■ Exercise data
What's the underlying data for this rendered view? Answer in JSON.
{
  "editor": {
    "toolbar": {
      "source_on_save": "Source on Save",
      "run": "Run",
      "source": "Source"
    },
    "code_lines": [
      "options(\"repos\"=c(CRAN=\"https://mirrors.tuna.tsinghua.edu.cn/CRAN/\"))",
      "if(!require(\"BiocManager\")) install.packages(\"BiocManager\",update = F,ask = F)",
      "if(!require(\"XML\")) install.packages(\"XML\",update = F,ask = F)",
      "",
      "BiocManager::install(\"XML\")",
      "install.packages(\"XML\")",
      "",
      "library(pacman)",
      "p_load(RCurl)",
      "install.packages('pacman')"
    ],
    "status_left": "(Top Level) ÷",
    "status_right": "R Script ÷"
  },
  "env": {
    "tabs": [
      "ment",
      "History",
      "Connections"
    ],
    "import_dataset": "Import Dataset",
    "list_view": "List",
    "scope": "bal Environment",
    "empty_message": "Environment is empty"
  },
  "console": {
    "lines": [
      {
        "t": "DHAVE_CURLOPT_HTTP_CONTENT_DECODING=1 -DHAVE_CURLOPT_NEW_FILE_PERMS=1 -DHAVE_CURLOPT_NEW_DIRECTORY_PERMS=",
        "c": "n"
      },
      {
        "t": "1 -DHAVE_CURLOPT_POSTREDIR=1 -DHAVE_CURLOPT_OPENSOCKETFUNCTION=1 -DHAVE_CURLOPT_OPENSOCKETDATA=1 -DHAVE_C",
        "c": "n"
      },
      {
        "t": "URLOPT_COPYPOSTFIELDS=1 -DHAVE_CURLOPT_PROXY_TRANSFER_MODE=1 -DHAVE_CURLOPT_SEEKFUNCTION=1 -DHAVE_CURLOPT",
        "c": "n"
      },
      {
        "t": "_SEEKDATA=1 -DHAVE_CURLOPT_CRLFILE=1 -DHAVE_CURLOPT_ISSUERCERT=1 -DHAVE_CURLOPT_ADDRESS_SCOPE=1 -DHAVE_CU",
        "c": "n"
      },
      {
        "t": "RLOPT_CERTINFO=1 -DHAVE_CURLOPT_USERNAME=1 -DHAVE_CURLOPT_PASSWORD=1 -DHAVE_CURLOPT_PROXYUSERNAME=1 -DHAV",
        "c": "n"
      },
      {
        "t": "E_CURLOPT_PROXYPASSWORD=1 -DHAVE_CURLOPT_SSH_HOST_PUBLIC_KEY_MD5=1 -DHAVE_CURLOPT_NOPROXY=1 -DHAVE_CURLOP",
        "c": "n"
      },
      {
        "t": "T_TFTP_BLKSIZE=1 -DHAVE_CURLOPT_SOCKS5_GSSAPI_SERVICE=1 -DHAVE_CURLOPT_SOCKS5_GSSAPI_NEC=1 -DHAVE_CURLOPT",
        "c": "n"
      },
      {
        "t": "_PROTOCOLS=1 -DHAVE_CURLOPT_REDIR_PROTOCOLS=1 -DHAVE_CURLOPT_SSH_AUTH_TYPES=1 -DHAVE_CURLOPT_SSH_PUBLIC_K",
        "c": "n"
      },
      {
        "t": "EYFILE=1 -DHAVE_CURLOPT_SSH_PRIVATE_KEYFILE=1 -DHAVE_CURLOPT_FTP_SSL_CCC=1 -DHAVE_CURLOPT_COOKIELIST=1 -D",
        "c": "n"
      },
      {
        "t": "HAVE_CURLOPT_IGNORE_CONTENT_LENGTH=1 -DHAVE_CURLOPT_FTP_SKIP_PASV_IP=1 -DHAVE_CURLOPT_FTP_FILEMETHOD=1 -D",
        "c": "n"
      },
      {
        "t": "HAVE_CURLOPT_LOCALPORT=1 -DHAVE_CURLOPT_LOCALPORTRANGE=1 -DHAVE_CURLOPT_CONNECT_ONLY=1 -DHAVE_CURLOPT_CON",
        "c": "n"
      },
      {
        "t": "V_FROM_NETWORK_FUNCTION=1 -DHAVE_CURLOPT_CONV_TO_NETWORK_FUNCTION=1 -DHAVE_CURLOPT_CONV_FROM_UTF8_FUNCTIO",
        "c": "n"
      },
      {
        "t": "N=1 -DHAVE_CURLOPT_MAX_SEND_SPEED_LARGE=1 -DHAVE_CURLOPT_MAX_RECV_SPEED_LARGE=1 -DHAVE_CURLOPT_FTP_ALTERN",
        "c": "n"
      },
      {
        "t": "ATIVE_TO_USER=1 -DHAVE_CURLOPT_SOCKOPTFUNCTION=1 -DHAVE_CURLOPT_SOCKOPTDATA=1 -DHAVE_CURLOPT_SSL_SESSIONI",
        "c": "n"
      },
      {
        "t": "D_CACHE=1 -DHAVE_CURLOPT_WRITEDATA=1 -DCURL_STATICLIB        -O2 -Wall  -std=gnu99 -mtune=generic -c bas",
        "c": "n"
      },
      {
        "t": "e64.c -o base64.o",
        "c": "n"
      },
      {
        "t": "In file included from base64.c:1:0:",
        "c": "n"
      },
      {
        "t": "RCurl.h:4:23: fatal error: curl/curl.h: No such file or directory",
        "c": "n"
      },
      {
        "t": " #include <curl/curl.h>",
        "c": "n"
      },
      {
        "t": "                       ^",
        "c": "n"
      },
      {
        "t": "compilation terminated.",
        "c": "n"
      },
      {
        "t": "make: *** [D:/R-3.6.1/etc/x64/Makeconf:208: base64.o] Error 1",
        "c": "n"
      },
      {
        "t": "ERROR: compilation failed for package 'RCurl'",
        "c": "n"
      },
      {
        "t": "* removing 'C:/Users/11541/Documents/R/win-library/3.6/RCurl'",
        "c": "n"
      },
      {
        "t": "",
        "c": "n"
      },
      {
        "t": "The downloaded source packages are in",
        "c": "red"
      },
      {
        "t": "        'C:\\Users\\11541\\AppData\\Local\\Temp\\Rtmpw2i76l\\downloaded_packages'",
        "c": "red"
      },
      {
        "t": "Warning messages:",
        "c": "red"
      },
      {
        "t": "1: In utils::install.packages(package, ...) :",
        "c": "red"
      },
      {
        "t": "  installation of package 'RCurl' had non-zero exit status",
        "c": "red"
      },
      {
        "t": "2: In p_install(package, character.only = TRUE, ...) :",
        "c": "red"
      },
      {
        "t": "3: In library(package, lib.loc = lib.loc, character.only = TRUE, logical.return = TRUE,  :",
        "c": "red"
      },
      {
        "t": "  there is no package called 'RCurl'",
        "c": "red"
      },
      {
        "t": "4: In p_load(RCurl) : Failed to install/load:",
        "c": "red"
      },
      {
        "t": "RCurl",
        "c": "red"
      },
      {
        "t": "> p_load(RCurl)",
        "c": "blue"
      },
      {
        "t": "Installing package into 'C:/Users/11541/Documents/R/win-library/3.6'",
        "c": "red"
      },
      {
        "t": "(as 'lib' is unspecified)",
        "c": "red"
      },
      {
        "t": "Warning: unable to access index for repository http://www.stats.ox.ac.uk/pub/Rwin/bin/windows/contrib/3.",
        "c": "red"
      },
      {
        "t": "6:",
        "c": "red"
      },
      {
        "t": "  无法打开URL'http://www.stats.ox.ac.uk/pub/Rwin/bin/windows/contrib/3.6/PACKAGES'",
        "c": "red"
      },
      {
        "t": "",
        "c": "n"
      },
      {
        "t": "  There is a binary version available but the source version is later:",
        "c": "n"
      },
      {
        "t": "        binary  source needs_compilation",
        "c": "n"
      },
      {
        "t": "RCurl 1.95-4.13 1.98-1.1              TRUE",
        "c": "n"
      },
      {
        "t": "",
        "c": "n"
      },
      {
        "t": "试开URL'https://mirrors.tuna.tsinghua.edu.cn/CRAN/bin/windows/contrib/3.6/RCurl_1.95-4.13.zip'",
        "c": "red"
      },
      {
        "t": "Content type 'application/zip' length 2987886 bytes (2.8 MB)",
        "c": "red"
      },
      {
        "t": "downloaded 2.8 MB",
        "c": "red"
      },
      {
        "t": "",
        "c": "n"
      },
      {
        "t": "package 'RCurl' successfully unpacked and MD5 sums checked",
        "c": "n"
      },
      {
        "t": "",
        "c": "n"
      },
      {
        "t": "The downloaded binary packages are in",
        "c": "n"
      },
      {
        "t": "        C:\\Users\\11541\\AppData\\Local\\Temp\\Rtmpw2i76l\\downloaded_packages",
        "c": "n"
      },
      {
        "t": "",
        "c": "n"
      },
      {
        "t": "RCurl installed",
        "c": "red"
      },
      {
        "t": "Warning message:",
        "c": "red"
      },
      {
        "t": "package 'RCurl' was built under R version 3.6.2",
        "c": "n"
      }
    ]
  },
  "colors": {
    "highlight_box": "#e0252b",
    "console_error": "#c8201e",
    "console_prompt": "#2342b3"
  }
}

■ Directive
Say, as a single number and nothing more, how many lines of the entries contain the word "pacman".

■ Completed task
2